» **Records shown**:

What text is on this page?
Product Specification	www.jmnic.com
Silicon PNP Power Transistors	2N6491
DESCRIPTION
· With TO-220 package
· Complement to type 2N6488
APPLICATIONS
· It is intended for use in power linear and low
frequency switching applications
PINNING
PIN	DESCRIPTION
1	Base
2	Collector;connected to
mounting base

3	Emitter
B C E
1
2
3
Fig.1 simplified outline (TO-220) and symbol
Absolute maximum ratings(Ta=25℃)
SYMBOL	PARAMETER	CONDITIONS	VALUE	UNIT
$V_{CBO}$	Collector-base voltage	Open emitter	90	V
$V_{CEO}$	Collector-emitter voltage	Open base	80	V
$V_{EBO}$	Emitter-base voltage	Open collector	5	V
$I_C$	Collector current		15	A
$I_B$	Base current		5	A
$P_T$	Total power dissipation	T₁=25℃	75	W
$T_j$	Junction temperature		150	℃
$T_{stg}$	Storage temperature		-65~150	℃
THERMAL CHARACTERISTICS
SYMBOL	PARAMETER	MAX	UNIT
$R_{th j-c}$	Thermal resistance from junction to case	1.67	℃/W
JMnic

» **Task prompt**: Please quote every record above exactly as it appears.

» **Completed task**:
What text is on this page?
Product Specification	www.jmnic.com
Silicon PNP Power Transistors	2N6491
DESCRIPTION
· With TO-220 package
· Complement to type 2N6488
APPLICATIONS
· It is intended for use in power linear and low
frequency switching applications
PINNING
PIN	DESCRIPTION
1	Base
2	Collector;connected to
mounting base

3	Emitter
B C E
1
2
3
Fig.1 simplified outline (TO-220) and symbol
Absolute maximum ratings(Ta=25℃)
SYMBOL	PARAMETER	CONDITIONS	VALUE	UNIT
$V_{CBO}$	Collector-base voltage	Open emitter	90	V
$V_{CEO}$	Collector-emitter voltage	Open base	80	V
$V_{EBO}$	Emitter-base voltage	Open collector	5	V
$I_C$	Collector current		15	A
$I_B$	Base current		5	A
$P_T$	Total power dissipation	T₁=25℃	75	W
$T_j$	Junction temperature		150	℃
$T_{stg}$	Storage temperature		-65~150	℃
THERMAL CHARACTERISTICS
SYMBOL	PARAMETER	MAX	UNIT
$R_{th j-c}$	Thermal resistance from junction to case	1.67	℃/W
JMnic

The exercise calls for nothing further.